### DATA FOR PROCESSING
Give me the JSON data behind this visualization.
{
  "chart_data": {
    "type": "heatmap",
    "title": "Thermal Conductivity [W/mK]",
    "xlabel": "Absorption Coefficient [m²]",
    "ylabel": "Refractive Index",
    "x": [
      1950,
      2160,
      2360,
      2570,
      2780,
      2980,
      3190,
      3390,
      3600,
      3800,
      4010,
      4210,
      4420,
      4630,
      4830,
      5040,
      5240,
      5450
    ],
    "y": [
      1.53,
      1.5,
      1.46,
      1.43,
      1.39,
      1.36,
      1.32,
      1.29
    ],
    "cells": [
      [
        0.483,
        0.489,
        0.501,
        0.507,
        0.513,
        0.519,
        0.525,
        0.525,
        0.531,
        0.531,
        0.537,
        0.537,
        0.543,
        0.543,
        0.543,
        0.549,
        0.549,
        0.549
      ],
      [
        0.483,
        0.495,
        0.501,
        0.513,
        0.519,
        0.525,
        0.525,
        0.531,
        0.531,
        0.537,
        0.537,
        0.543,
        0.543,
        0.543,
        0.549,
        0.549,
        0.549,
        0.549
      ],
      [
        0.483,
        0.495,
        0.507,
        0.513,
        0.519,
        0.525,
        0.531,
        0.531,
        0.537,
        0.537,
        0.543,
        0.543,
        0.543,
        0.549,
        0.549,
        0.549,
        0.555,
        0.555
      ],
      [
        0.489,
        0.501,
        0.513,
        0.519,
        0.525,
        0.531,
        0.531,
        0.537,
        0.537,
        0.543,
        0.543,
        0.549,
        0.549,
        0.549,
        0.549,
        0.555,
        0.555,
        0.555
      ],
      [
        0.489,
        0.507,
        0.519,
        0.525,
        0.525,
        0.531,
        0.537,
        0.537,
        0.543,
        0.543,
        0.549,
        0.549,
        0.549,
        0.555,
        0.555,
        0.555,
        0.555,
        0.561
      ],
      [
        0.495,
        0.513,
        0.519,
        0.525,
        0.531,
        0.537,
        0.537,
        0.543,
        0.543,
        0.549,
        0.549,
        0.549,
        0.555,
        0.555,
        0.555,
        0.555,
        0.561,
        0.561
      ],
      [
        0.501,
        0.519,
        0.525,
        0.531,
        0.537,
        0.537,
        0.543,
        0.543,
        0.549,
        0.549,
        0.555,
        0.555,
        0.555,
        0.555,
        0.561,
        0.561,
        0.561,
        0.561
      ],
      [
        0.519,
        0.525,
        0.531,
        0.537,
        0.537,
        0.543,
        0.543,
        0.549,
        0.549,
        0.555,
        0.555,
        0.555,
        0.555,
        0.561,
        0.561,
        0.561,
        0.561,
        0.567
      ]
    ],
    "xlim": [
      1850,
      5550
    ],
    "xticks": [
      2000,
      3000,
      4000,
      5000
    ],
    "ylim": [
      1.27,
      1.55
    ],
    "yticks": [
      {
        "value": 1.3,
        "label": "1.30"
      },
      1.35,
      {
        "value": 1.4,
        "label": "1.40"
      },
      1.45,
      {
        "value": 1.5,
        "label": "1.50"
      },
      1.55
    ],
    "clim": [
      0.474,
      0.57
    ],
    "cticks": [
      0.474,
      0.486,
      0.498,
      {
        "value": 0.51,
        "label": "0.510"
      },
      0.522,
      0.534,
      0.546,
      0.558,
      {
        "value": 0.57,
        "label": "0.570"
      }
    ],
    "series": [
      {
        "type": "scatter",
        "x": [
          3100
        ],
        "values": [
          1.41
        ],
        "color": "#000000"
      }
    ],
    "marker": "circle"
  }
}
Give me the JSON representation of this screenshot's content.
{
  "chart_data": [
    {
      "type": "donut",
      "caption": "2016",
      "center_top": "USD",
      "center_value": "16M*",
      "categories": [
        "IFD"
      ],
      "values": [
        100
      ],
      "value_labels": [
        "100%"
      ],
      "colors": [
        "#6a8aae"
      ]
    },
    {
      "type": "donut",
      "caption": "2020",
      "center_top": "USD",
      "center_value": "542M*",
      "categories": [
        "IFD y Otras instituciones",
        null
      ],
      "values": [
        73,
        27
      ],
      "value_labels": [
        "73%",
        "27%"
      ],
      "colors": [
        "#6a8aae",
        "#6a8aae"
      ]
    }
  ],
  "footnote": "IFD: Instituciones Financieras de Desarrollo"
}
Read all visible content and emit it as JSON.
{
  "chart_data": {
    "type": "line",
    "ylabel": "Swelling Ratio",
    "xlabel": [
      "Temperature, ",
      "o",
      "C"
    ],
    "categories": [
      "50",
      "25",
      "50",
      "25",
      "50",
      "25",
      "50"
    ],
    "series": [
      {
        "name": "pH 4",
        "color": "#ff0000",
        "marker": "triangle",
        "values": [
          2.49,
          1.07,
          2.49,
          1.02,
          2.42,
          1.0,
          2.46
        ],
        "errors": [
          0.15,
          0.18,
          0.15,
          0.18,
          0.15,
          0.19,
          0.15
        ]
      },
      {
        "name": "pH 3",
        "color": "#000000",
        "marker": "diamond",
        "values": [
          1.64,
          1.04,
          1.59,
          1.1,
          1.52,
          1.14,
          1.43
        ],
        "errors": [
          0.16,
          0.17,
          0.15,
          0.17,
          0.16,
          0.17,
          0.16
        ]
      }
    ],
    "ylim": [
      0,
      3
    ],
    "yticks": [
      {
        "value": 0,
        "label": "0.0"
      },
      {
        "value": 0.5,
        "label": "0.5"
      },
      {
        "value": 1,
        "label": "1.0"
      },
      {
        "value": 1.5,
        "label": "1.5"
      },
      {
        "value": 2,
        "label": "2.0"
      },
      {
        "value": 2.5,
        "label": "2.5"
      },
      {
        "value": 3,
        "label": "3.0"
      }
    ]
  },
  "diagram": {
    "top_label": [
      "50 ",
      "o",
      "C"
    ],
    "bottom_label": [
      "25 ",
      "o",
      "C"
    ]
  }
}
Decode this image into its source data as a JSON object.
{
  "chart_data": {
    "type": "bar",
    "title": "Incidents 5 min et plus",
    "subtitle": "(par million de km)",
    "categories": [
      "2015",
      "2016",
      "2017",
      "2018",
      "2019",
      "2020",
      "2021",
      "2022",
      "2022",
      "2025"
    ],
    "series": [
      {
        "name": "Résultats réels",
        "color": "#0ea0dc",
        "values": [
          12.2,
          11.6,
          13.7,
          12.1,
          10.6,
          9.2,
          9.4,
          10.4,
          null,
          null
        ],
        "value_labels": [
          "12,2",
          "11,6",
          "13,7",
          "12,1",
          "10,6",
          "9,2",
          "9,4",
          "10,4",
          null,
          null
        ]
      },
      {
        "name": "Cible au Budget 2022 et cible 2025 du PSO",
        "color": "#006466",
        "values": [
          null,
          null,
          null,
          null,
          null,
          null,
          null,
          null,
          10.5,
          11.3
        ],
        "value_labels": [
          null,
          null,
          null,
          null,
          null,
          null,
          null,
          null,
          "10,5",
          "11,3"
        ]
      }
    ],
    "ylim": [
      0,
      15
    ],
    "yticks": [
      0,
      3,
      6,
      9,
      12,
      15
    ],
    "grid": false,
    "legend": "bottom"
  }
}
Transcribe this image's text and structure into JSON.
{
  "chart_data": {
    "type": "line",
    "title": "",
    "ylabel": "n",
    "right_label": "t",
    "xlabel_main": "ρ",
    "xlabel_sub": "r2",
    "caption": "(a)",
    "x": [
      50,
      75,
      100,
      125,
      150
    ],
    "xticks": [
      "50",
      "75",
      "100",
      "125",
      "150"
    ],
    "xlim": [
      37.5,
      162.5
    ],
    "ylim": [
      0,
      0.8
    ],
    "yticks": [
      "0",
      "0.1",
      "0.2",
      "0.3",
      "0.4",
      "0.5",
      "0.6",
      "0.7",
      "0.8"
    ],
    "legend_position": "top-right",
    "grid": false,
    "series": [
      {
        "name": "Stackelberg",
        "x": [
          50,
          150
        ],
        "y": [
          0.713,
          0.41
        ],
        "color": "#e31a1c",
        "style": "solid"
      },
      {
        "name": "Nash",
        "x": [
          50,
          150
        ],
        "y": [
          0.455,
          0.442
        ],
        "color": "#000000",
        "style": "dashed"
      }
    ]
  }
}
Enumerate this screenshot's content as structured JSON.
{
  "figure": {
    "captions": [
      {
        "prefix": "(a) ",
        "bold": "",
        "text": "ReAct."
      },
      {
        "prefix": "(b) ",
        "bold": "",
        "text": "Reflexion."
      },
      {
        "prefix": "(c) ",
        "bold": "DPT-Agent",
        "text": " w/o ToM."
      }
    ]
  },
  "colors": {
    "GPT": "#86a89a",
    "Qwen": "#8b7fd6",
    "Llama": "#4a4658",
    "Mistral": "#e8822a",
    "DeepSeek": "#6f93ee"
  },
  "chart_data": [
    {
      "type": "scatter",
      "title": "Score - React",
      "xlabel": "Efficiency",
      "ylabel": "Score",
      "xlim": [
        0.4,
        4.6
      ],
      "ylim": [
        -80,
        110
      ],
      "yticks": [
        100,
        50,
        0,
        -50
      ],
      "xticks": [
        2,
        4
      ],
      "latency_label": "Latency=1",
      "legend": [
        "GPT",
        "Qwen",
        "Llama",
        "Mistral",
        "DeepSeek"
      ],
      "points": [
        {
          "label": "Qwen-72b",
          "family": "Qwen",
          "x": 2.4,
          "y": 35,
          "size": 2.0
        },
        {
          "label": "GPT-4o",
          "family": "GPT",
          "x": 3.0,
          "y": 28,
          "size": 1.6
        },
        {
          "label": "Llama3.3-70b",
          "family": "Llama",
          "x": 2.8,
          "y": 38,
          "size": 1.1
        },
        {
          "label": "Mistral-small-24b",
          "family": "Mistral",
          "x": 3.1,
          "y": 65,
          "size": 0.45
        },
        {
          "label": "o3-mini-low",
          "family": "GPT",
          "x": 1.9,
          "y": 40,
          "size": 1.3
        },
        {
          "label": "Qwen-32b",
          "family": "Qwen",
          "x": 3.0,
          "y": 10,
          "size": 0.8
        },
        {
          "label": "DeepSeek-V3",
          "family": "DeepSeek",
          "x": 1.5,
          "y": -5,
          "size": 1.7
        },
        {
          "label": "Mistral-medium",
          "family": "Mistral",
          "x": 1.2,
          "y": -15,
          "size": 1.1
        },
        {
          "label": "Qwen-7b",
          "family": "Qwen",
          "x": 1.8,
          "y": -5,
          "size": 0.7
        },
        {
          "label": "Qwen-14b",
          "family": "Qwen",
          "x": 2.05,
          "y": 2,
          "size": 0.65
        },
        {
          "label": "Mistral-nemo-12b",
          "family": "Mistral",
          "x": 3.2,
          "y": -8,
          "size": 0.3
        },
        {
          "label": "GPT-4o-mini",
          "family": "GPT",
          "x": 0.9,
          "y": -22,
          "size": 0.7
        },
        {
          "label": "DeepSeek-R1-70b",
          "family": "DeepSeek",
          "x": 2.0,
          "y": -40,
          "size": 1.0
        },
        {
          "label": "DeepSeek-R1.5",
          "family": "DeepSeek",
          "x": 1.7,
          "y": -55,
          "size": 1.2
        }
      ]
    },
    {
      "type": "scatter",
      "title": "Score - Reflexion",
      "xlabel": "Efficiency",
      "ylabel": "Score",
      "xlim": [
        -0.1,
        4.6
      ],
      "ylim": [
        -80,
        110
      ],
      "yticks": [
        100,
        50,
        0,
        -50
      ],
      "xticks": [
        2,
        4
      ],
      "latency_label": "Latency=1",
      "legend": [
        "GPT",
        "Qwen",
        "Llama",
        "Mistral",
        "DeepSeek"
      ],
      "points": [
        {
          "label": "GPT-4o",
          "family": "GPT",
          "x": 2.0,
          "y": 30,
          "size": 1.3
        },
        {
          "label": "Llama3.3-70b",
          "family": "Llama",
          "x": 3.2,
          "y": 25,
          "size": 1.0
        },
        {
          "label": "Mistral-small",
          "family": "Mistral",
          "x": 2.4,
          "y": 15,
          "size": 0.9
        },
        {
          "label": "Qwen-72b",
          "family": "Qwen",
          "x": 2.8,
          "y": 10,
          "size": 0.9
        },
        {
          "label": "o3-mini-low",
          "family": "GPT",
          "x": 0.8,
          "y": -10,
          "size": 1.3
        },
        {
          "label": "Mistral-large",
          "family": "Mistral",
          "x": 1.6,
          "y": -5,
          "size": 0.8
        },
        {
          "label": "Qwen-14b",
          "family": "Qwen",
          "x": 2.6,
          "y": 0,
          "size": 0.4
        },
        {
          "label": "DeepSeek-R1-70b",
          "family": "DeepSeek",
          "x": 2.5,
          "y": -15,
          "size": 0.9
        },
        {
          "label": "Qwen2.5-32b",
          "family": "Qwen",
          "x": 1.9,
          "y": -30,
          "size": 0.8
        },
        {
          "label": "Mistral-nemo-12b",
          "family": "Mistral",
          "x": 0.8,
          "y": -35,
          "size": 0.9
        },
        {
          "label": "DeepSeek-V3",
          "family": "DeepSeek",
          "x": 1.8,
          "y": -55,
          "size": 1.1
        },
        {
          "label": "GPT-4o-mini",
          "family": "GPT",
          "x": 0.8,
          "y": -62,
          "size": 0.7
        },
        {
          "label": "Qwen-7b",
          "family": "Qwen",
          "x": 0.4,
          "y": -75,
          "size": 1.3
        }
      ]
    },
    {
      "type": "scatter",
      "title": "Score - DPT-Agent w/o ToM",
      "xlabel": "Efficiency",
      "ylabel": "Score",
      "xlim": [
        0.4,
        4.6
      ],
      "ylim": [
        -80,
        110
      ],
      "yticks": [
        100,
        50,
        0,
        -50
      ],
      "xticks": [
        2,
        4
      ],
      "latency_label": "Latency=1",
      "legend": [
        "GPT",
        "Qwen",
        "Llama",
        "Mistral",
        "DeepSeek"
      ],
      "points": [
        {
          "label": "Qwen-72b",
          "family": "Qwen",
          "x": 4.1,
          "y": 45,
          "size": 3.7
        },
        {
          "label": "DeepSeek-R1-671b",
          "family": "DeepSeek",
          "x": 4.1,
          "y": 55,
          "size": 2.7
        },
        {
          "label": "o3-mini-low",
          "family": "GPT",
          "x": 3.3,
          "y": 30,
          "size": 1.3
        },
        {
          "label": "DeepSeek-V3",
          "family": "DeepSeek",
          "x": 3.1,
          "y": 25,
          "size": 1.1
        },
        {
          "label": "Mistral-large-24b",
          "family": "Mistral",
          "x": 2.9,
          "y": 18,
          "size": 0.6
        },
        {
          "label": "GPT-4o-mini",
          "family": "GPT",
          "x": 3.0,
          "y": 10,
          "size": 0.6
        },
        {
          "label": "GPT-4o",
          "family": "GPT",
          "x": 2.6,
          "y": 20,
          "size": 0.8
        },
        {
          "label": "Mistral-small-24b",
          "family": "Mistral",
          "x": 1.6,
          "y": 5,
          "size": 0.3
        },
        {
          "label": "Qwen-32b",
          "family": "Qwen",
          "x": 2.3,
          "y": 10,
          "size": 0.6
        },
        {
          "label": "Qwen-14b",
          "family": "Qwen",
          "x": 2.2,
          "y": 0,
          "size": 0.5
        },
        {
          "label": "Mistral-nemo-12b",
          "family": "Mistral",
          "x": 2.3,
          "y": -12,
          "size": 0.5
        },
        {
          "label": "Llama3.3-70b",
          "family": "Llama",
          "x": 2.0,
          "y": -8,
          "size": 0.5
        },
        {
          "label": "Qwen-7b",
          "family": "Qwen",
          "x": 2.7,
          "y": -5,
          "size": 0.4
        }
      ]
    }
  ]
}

### TASK REQUIREMENTS
Find the word "content" in the records and pull out each line that has it.

### RESULT BELOW
Give me the JSON representation of this screenshot's content.
Read all visible content and emit it as JSON.
Enumerate this screenshot's content as structured JSON.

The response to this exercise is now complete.